PROBLEM TO SOLVE: Reproduce every one of the records below word for word, leaving out the pictures.

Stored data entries
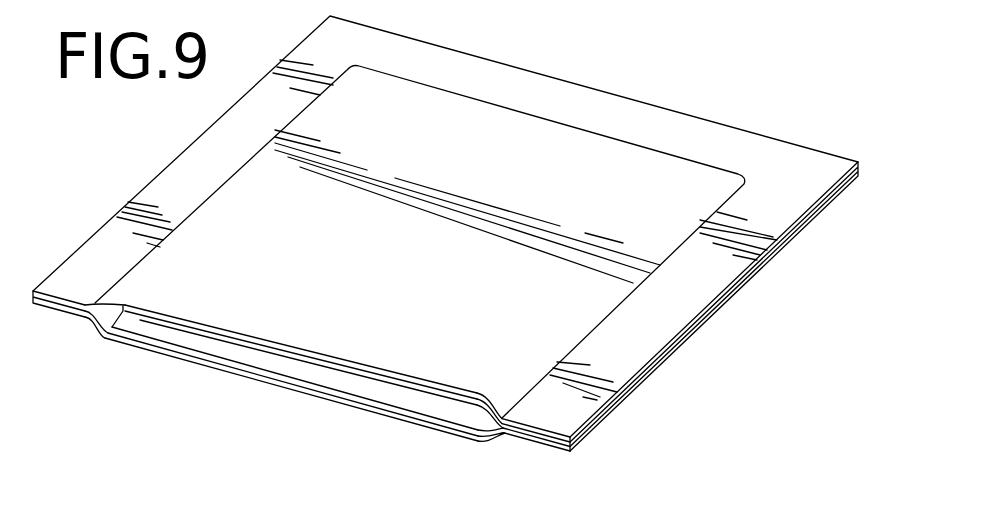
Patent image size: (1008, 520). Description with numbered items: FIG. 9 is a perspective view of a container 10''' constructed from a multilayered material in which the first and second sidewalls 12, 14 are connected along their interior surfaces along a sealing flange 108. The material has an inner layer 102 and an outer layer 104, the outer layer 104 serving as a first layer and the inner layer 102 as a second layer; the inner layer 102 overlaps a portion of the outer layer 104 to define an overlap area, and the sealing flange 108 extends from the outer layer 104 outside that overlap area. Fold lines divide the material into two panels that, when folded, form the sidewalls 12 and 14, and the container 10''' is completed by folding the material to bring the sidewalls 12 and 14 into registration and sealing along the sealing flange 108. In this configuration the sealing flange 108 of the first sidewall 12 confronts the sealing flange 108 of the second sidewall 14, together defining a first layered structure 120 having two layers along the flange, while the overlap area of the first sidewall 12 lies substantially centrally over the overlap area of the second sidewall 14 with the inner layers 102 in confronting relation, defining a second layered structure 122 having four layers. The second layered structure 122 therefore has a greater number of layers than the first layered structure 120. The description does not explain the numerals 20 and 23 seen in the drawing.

The container 10''' is at (445, 233).
The inner sheet 20 is at (405, 251).
The first sidewall 12 is at (140, 343).
The second sidewall 14 is at (192, 347).
The inner layer 102 is at (252, 350).
The outer layer 104 is at (322, 395).
The mouth opening 23 is at (445, 398).
The second layered structure 122 is at (460, 437).
The sealing flange 108 is at (537, 417).
The first layered structure 120 is at (559, 461).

ANSWER FOR THIS EXERCISE:
Patent image size: (1008, 520). Description with numbered items: FIG. 9 is a perspective view of a container 10''' constructed from a multilayered material in which the first and second sidewalls 12, 14 are connected along their interior surfaces along a sealing flange 108. The material has an inner layer 102 and an outer layer 104, the outer layer 104 serving as a first layer and the inner layer 102 as a second layer; the inner layer 102 overlaps a portion of the outer layer 104 to define an overlap area, and the sealing flange 108 extends from the outer layer 104 outside that overlap area. Fold lines divide the material into two panels that, when folded, form the sidewalls 12 and 14, and the container 10''' is completed by folding the material to bring the sidewalls 12 and 14 into registration and sealing along the sealing flange 108. In this configuration the sealing flange 108 of the first sidewall 12 confronts the sealing flange 108 of the second sidewall 14, together defining a first layered structure 120 having two layers along the flange, while the overlap area of the first sidewall 12 lies substantially centrally over the overlap area of the second sidewall 14 with the inner layers 102 in confronting relation, defining a second layered structure 122 having four layers. The second layered structure 122 therefore has a greater number of layers than the first layered structure 120. The description does not explain the numerals 20 and 23 seen in the drawing.

The container 10''' is at (445, 233).
The inner sheet 20 is at (405, 251).
The first sidewall 12 is at (140, 343).
The second sidewall 14 is at (192, 347).
The inner layer 102 is at (252, 350).
The outer layer 104 is at (322, 395).
The mouth opening 23 is at (445, 398).
The second layered structure 122 is at (460, 437).
The sealing flange 108 is at (537, 417).
The first layered structure 120 is at (559, 461).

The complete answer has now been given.